Collected data =
** start **
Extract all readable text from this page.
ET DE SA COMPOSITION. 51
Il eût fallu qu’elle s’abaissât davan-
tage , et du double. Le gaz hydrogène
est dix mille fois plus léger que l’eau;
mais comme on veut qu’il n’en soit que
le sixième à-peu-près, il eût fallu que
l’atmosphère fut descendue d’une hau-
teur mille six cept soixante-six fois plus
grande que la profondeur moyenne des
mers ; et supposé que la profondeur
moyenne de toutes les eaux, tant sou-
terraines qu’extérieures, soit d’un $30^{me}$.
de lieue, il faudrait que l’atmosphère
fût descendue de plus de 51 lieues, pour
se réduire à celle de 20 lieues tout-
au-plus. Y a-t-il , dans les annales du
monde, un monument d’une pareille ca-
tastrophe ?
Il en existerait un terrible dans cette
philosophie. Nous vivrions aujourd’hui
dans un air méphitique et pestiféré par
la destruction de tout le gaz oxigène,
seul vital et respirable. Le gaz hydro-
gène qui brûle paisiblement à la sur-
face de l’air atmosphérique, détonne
** end **
** start **
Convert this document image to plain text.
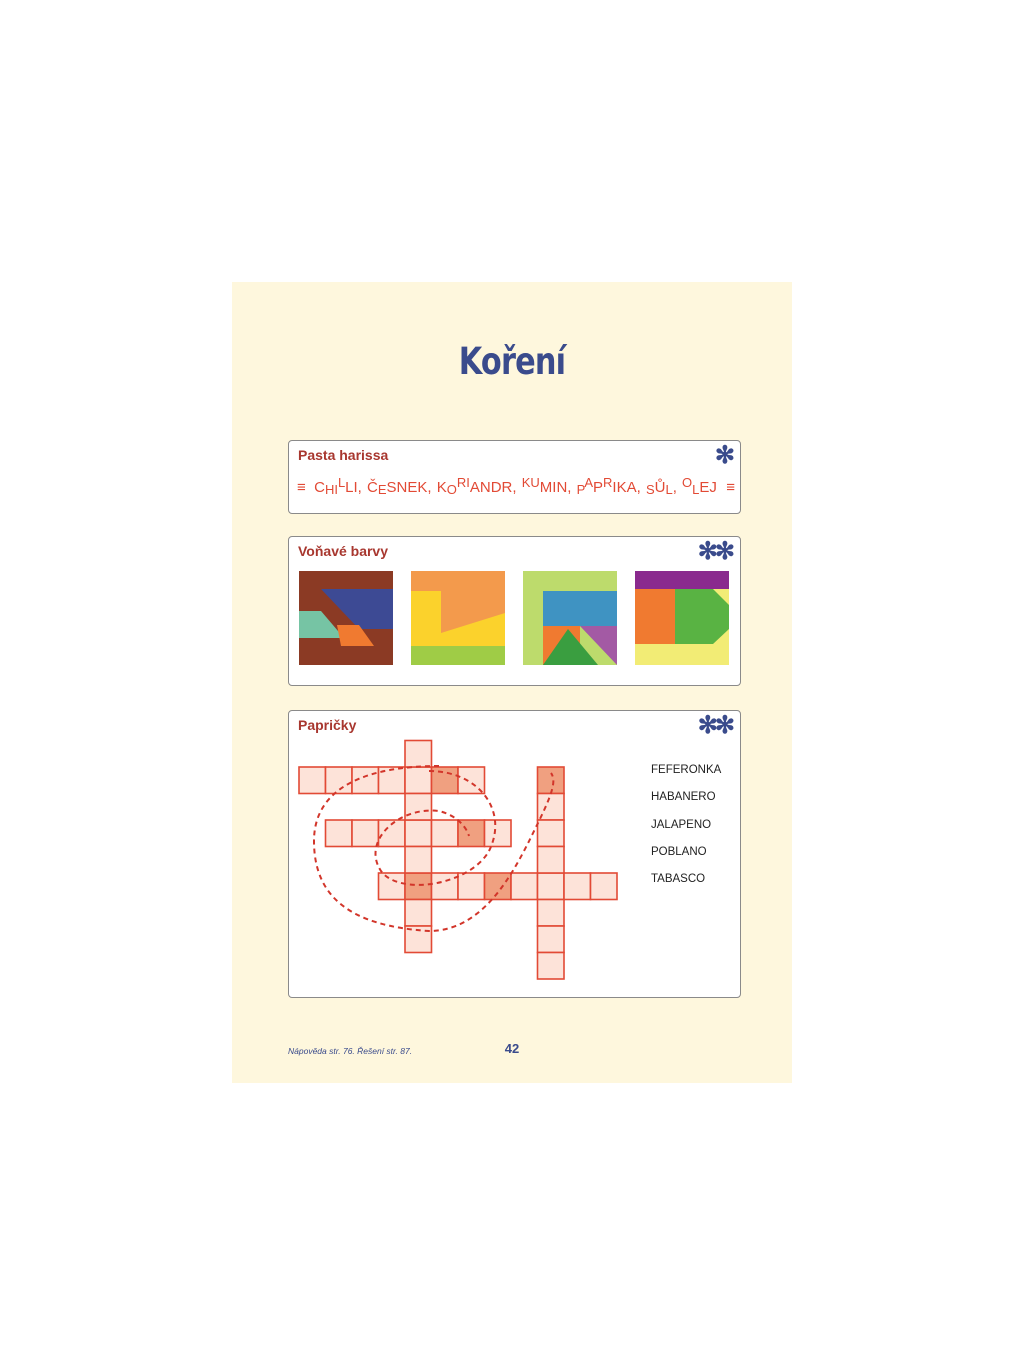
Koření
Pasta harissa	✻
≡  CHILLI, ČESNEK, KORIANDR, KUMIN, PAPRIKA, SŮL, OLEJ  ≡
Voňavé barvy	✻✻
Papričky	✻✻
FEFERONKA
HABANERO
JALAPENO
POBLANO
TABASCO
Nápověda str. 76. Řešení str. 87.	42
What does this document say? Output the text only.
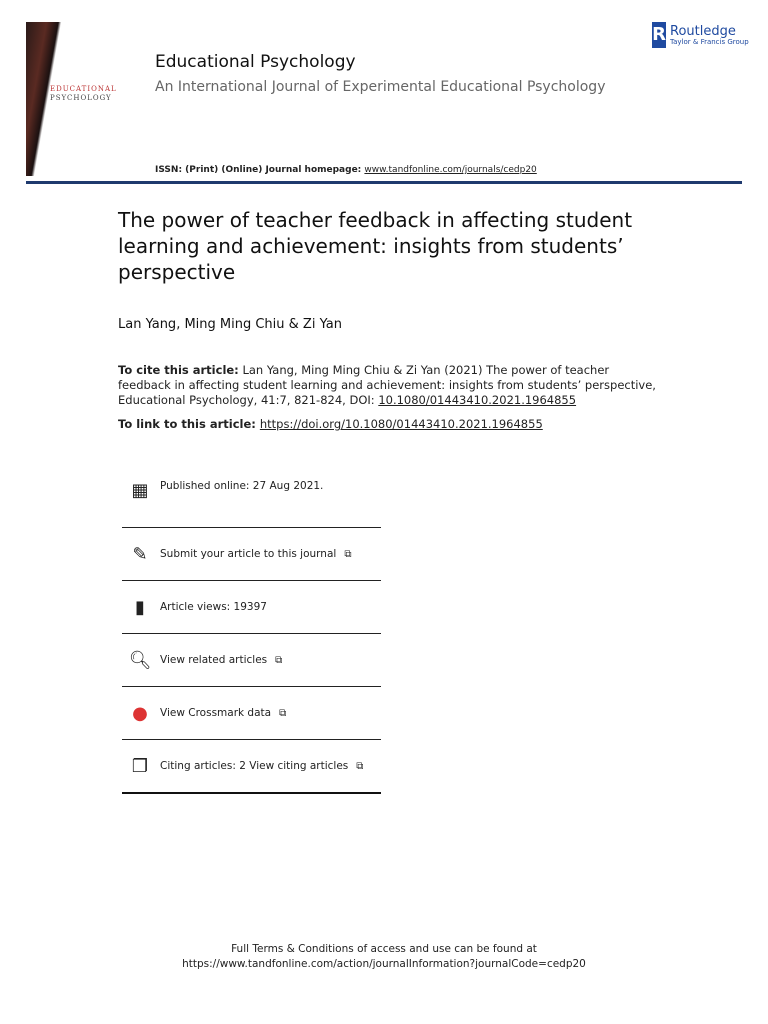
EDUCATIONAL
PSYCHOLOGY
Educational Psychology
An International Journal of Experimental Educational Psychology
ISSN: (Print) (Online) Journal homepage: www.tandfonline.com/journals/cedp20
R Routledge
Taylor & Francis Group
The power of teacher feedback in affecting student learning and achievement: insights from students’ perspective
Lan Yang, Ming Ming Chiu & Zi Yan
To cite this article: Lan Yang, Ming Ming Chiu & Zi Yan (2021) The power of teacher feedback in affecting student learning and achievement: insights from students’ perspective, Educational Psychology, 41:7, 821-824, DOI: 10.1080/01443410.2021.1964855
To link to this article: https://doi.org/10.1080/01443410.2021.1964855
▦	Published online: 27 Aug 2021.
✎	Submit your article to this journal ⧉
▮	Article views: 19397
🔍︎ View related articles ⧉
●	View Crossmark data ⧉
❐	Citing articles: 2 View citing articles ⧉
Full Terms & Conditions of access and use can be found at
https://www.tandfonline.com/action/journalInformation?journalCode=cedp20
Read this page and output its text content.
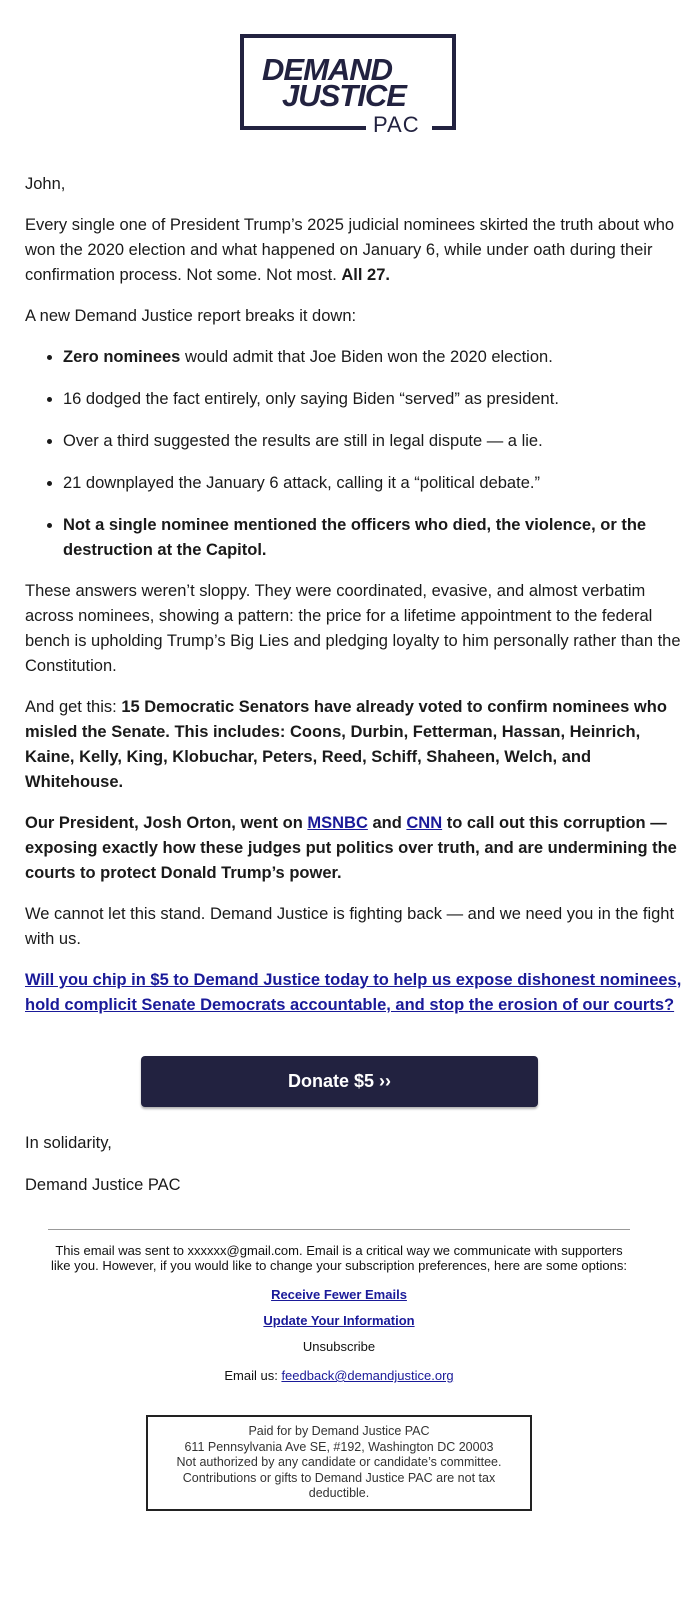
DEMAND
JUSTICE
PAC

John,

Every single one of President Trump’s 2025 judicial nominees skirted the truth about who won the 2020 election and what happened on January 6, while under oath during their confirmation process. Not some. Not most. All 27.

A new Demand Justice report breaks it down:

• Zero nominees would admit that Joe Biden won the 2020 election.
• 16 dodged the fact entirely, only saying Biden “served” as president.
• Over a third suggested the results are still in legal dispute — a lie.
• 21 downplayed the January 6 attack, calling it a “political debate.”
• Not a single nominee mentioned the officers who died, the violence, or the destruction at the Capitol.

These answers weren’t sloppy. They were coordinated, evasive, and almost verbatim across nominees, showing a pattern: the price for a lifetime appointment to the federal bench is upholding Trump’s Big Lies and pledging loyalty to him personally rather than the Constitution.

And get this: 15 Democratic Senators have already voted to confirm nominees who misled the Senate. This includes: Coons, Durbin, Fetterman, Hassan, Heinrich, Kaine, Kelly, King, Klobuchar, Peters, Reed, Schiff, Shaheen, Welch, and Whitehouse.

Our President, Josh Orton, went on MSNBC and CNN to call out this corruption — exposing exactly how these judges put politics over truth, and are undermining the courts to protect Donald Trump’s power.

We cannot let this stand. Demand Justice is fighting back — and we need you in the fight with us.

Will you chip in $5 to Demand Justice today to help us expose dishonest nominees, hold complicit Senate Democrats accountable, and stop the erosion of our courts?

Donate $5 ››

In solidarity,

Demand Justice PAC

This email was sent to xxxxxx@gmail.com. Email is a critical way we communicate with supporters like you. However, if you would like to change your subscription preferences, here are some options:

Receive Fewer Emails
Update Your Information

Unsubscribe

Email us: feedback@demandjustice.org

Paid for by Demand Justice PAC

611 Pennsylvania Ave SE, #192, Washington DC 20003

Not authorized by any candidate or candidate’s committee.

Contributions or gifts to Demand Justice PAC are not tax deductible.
** end **
Task statement = Count the lines that hold the string "text" and state that number alone.

Final answer = 4